- [Brief]:
Which lines of the data contain the string "Coronavirus"? Show each of them.

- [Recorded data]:
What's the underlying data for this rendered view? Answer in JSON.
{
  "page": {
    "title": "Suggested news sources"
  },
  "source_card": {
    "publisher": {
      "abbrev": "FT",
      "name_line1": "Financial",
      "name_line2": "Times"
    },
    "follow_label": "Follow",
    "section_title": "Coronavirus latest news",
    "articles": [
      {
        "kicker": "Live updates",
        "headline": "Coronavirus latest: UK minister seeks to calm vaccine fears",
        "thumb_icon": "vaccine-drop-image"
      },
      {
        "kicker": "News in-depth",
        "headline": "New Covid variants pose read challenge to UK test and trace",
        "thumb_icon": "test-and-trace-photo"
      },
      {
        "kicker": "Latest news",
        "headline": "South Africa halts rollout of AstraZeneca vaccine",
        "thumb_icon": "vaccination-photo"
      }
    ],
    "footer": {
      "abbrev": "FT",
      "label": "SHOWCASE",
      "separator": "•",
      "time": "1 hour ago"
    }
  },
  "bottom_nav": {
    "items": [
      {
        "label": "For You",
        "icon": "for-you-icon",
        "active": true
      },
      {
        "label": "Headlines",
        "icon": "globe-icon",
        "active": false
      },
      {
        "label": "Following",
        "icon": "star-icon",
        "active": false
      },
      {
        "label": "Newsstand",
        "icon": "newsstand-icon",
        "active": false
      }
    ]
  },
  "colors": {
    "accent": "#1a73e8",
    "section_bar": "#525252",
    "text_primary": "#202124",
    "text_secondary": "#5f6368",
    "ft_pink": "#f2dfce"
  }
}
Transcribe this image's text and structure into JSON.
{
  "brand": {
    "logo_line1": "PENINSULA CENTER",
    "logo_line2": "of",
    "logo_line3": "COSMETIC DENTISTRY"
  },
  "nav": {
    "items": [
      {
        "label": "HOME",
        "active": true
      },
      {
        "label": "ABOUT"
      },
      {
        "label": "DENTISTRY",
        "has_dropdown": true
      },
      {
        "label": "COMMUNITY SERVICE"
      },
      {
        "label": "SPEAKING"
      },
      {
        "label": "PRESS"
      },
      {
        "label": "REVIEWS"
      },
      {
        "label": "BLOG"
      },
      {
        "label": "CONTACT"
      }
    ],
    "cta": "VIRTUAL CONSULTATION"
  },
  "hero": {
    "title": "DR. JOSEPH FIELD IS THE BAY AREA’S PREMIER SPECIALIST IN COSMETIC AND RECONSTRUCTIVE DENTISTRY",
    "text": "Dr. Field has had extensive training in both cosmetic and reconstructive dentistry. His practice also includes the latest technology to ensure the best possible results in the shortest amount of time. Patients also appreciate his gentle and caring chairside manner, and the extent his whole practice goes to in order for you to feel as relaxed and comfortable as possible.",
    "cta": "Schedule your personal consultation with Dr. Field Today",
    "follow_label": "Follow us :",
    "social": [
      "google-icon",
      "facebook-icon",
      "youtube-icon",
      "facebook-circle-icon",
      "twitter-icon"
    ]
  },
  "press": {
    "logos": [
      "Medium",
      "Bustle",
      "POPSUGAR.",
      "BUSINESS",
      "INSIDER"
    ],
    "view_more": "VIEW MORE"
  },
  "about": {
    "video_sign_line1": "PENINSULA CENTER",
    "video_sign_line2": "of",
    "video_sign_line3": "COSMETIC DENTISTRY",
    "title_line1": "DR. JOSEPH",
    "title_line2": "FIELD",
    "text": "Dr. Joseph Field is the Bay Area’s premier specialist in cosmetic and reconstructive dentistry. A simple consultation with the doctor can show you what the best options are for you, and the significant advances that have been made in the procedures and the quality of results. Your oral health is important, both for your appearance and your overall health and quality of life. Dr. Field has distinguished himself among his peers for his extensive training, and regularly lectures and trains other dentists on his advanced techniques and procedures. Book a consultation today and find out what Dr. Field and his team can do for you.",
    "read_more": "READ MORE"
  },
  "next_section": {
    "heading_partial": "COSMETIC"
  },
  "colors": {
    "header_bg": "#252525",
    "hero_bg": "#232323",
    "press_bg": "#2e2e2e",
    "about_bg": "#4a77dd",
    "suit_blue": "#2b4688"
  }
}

- [Answer to this task]:
    "section_title": "Coronavirus latest news",
        "headline": "Coronavirus latest: UK minister seeks to calm vaccine fears",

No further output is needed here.